# grandparents



## Jo09 (Oct 12, 2009)

Hello all 

This is my first post on ff for a long time. after years of failed ivf me and my dh decided to pursue a family via the adoption route and we were quickly matched with our dd and ds who have now been home 6 months. It was pretty much love at first sight for us and during the honeymoon period they were perfectly behaved which we knew wouldn't last   Then when they settled in they became normal toddlers with all the naughtiness that entails.

But recently I've been feeling really insecure to the extent its keeping me awake at night. They are both becoming very close to my Dh's parents who have them for a couple of hours twice a week. this is a good thing as my dh's parents are lovely and I need a break. 

but my dd's behaviour gets me down when she returns. I know it might be separation anxiety or just a common thing people with birth children also experience but I worry she will end up more attached to her grandma than me because I'm always the bad cop trying to set boundaries and grandparents are great fun. Don't know if I feel this insecure just because I'm not birth mum. Never felt insecure before in any relationships.

When I'm with her at grandmas, I see both dd and ds doing all the things I stop them from doing at home and I'm convinced dd does them deliberately when I'm there as much to say 'look I'm doing what you say I can't'. Its the look in her eye and smirk that riles me but the books say they are not as manipulative as you suspect. She can also refuse to give me a hug after a visit when she is usually tactile , won't do anything I tell her and wants grandma to do this that and the other for her .i don't get any of this from D's. Maybe its an age thing.

I have discussed this with dh and whether we should ask his parents to impose the same rules but we decided against this as grandparents ought to be able to set the rules in their own home and commonly spoil their grandchildren/are a bit more relaxed. I wonder whether we are being too strict 

Just wondered if anyone else is worrying along these lines and whether it gets any better as time ticks on?


----------



## ayah (Dec 18, 2013)

Jo09,

First congratulations on your toddlers.  They do sound lovely.  Then it all sounds very normal to me,like you say grandparents do get to spoil there grandchildren.  And great grandparents spoil them even more!  My DS gets away with everything at his great grandparents.  I dont even recognise how leniant my granddad is with him   .  Whats more is parenthood and I believe motherhood even more is full of insecurity, questioning ourselves.  Toddlers do test the boundries, not manipulation just making sence of the world and what is and is not OK.  You sound like you are doing a great job and descussing with DH and feeling you parents in set can set there own rules too.  Home needs to be strickter I think.  They are there more and need to learn boundries that will set them up for life.  Grandparents can be a place let go for a bit.  My DS is my birth son.  

Hope there is some reassurance in there.  

All best Ayah xxx


----------



## GERTIE179 (Apr 20, 2005)

Hi,

When I first let my mum watch my LO for an hour or so or if he spent longer periods with DH then he could get quite rejecting if me (still can when he wants to play it up). It's a lot to do with the attachment stuff and it gets easier when they get more settled.

Yes I get your anxiety and not wanting to spoil your Los relationship with GPs but I'd be using resources etc to get them to see you need a good bit of consistency with rules etc. if also be asking if they could maybe take them out rather than watch at their place, to try and avoid one set of "house" rules being different this early on.

> **DATA**:
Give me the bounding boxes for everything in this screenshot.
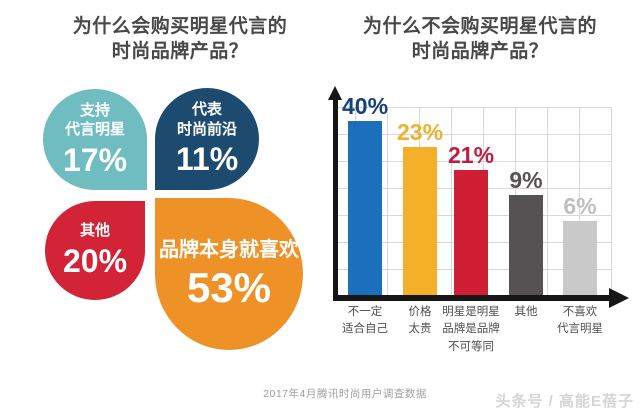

> **WRITTEN TASK 1**:
In the grandparents thread, how often do Jo09's in-laws look after the two children?
> **WRITTEN TASK 2**:
Please explain, using the grandparents thread, why Jo09 and the husband chose not to ask his parents to impose the same rules as at home.
The material after the grandparents thread is separate from it.

> **EXERCISE SOLUTION 1**:
For a couple of hours twice a week.

> **EXERCISE SOLUTION 2**:
They decided that grandparents ought to be able to set the rules in their own home. Grandparents also commonly spoil their grandchildren or are a bit more relaxed.